■ Short task: Only a number is wanted: how many lines in the records below contain "JSON"?

■ Records supplied:
● ● ● ● ●

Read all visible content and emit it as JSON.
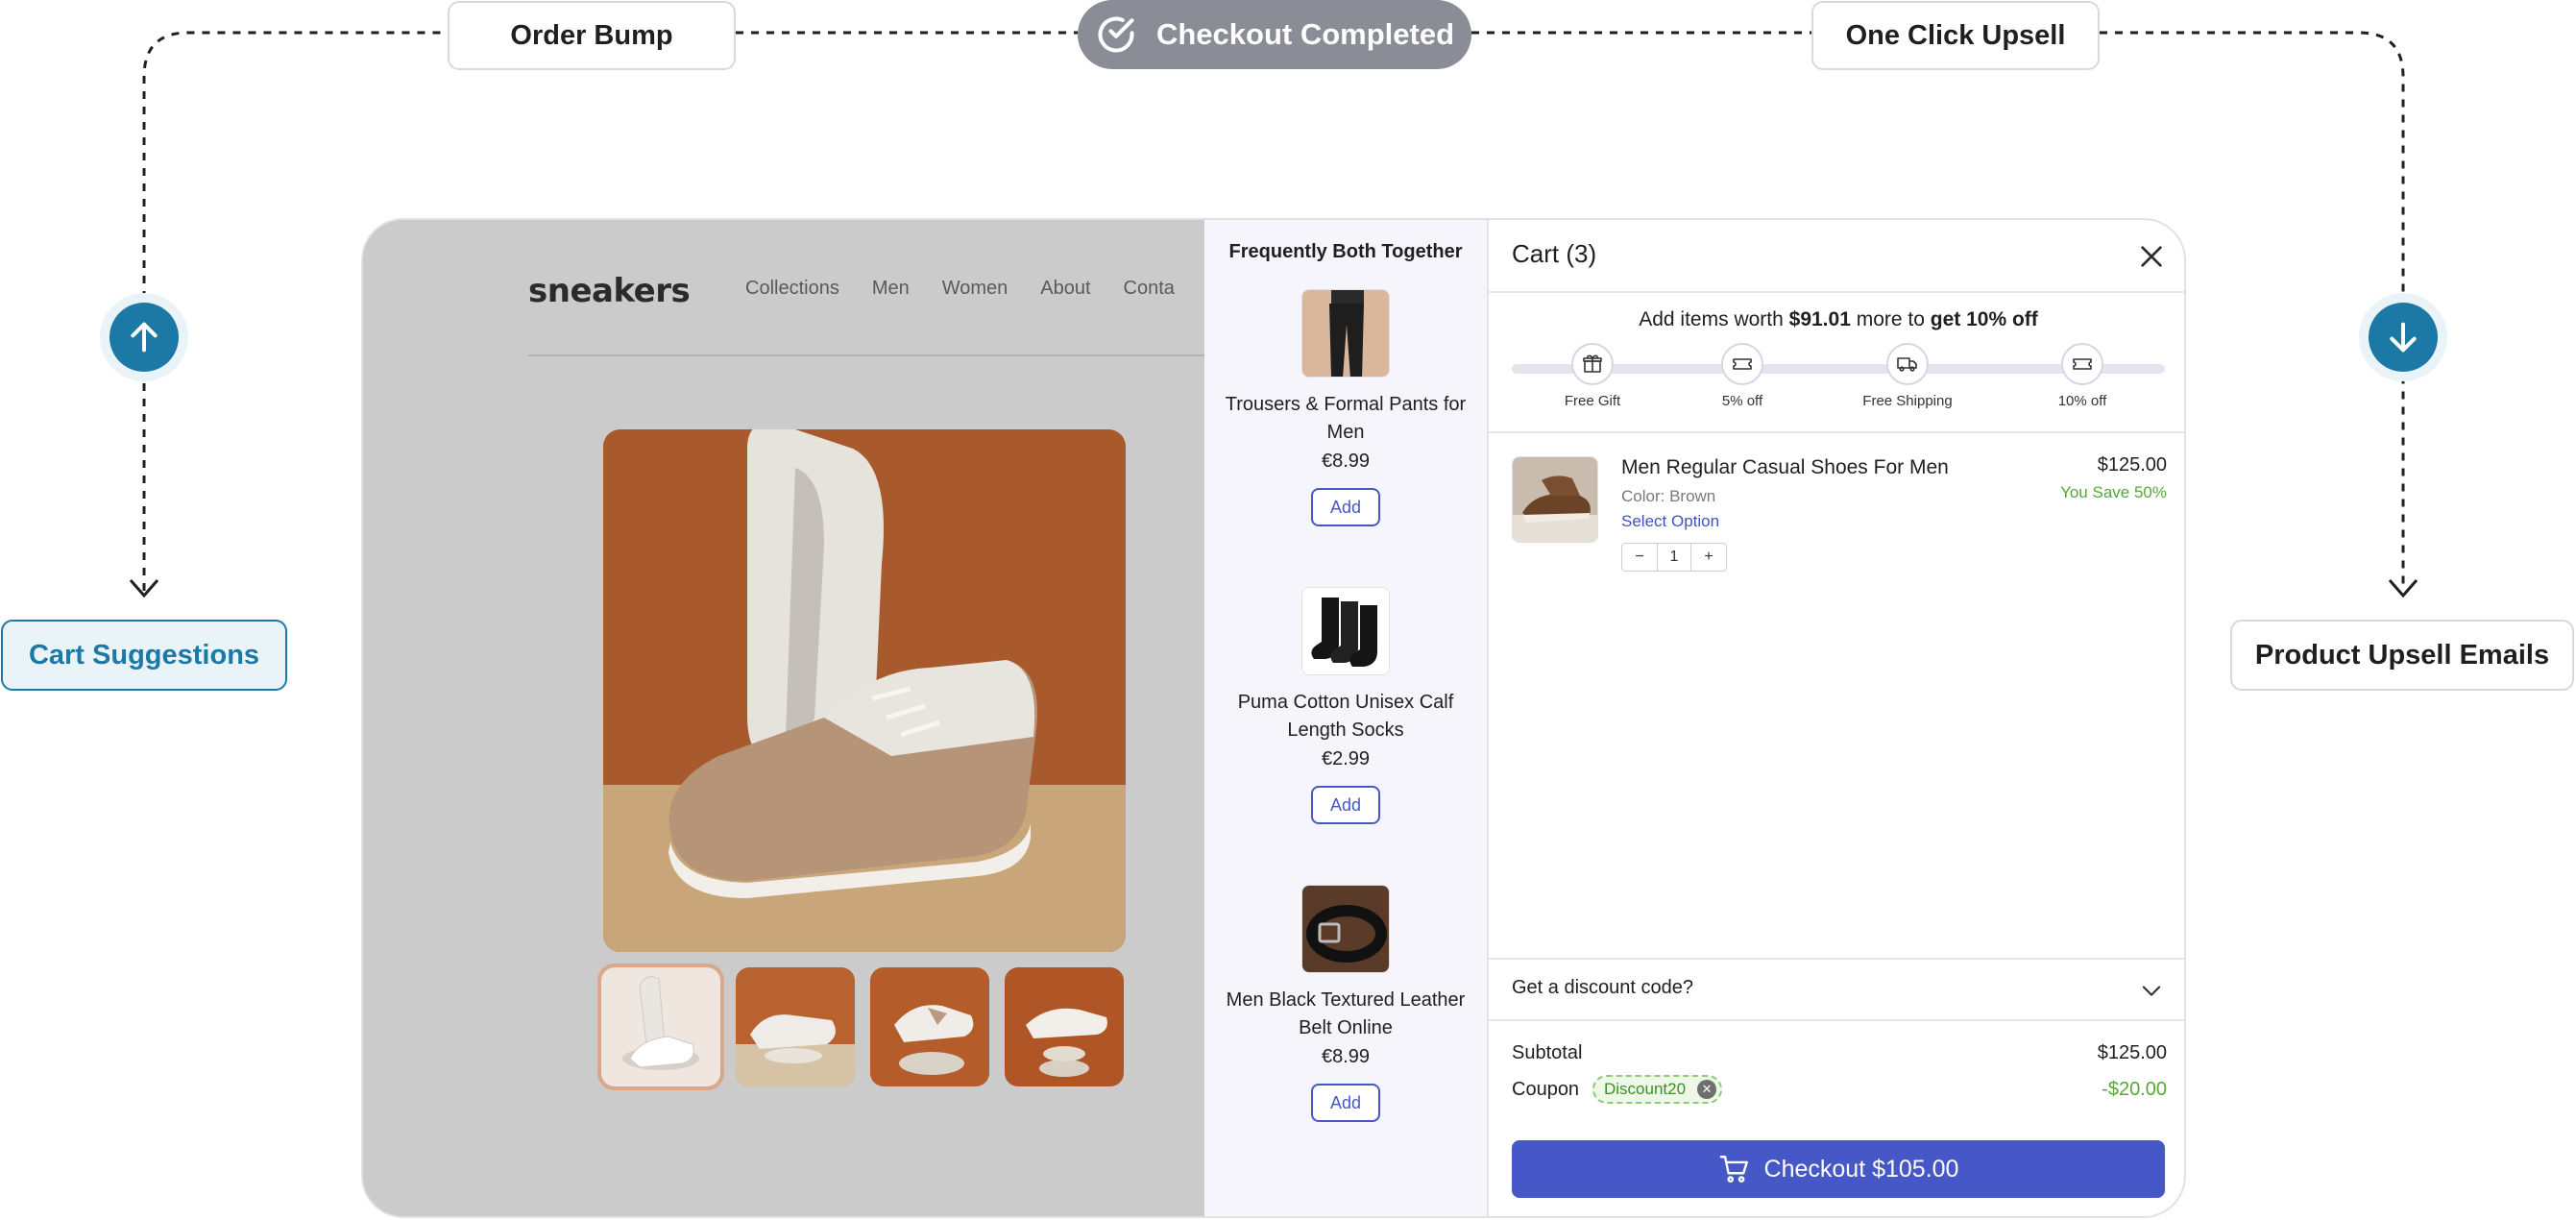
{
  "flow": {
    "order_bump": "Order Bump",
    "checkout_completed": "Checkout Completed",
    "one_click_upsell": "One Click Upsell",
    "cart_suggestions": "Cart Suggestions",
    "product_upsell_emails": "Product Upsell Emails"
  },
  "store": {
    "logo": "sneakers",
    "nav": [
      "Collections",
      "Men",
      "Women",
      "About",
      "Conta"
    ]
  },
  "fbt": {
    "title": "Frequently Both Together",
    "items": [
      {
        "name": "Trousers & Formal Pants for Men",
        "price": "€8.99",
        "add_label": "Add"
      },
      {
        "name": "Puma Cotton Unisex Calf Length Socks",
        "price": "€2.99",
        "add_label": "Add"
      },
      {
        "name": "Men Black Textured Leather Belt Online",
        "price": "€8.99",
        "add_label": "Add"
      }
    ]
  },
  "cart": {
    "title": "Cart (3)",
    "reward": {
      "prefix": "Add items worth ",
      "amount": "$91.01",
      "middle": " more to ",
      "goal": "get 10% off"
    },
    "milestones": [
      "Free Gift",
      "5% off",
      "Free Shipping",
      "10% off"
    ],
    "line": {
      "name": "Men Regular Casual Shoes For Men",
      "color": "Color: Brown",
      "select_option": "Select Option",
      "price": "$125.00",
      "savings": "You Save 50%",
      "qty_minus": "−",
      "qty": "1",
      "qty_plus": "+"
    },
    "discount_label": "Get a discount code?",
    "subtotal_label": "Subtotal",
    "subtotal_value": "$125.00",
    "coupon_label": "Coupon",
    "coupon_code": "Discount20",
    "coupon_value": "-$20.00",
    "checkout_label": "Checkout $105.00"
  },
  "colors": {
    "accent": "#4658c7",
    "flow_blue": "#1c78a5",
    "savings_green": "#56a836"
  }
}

● ● ● ● ●

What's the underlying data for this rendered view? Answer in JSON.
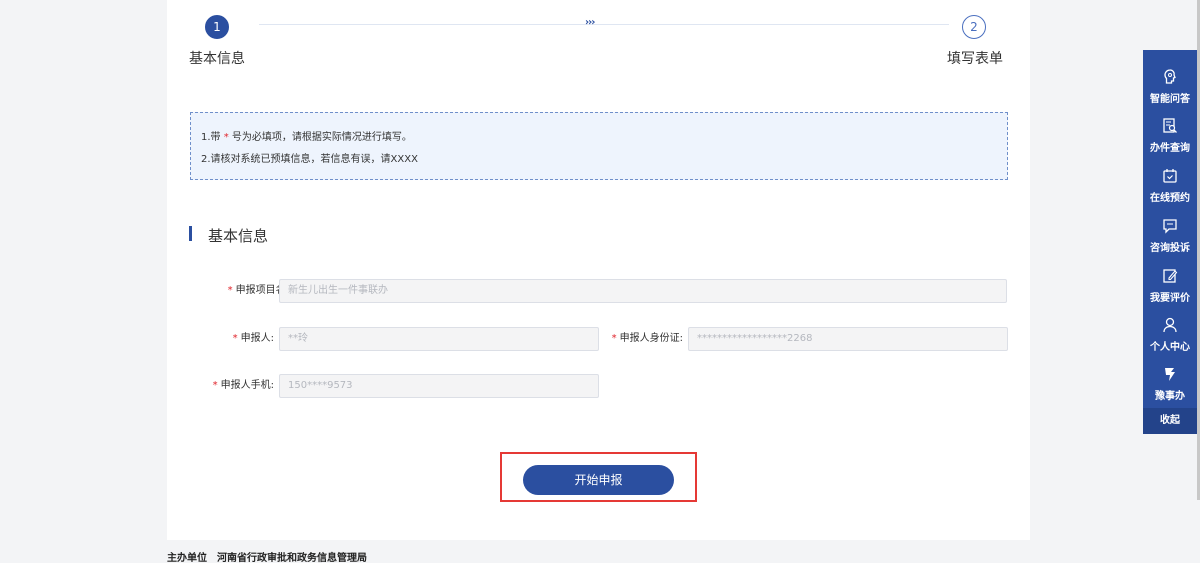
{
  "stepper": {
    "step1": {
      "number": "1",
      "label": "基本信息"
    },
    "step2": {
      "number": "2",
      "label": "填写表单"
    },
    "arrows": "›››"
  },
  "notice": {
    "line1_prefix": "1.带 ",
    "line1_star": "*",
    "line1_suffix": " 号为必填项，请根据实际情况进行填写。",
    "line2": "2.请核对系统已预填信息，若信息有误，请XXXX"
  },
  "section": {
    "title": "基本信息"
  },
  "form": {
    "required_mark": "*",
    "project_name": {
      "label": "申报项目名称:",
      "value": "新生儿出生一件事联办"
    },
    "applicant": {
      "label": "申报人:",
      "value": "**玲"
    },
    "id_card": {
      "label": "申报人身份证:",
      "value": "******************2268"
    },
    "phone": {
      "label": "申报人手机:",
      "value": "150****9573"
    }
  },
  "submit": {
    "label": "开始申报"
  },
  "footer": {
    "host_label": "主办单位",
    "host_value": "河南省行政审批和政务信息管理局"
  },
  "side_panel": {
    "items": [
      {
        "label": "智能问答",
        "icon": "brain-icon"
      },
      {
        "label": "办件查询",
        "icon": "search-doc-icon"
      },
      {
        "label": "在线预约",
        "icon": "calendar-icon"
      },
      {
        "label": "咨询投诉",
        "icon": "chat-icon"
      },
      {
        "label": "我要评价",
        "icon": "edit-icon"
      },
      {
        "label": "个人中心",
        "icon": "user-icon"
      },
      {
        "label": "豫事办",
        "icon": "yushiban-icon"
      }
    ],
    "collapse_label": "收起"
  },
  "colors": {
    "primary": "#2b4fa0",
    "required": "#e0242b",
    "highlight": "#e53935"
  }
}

● ● ● ● ●

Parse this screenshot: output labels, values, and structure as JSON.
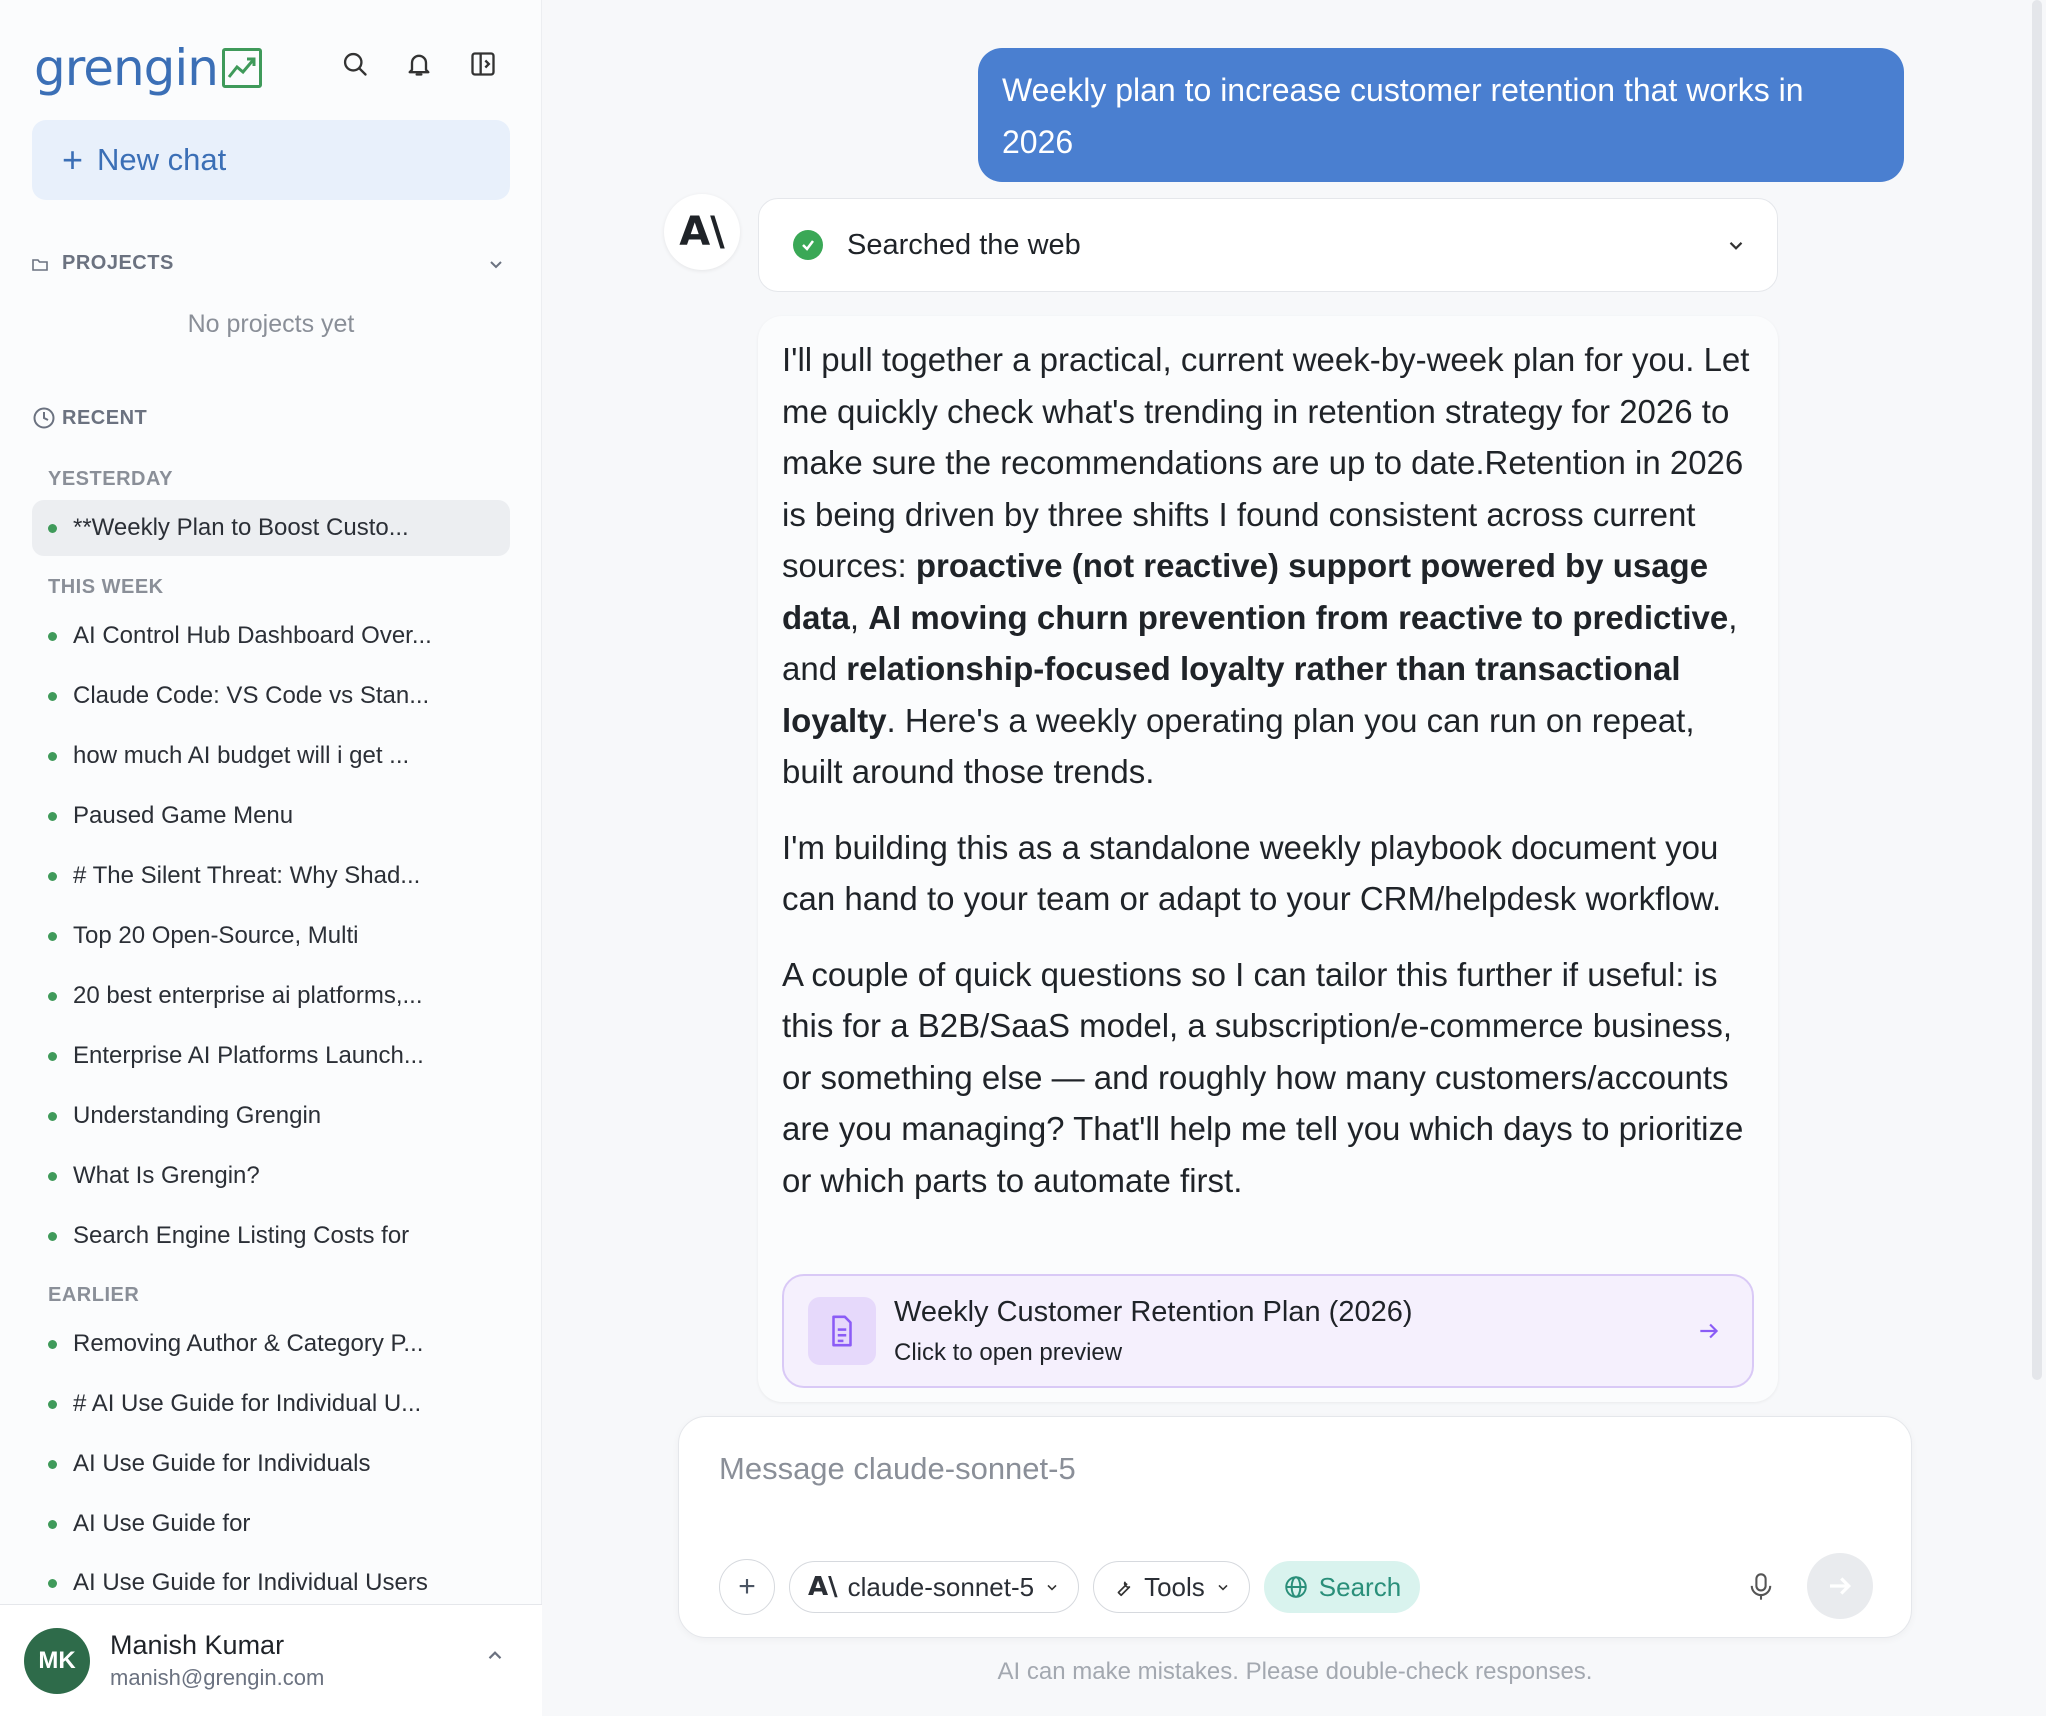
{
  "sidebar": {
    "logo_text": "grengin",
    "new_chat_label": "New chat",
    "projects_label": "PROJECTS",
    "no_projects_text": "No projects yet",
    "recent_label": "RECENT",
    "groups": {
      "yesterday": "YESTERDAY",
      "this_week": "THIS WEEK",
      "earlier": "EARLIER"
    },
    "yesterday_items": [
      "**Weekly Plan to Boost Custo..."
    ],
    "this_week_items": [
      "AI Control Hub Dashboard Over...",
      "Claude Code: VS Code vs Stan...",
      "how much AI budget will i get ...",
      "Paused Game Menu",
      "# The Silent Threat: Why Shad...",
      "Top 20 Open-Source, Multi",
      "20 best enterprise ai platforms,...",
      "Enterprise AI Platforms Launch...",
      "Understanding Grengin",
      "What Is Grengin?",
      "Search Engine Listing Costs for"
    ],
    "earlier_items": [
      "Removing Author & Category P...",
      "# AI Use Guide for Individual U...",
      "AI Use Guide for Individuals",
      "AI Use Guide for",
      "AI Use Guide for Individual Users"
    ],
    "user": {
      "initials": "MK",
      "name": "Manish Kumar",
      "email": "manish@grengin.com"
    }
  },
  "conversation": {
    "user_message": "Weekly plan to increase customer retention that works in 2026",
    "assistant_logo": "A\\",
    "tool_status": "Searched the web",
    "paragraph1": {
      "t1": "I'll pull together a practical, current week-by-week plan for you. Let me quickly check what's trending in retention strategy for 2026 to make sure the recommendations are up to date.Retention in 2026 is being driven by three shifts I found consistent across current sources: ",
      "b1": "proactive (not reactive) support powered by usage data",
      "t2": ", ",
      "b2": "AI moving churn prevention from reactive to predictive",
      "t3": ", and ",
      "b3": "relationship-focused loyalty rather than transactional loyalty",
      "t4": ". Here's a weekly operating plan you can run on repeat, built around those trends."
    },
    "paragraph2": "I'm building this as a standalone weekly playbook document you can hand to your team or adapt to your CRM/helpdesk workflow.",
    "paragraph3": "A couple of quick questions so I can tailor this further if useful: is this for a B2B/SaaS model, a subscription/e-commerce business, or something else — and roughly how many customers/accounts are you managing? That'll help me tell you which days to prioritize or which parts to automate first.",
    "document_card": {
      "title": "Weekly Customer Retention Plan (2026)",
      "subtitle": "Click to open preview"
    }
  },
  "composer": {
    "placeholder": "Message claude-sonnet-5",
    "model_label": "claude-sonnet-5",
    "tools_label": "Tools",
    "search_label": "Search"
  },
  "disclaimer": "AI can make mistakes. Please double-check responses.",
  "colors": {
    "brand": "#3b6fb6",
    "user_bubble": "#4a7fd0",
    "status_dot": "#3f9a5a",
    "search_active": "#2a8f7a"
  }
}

● ● ● ● ●

■ Written response: 3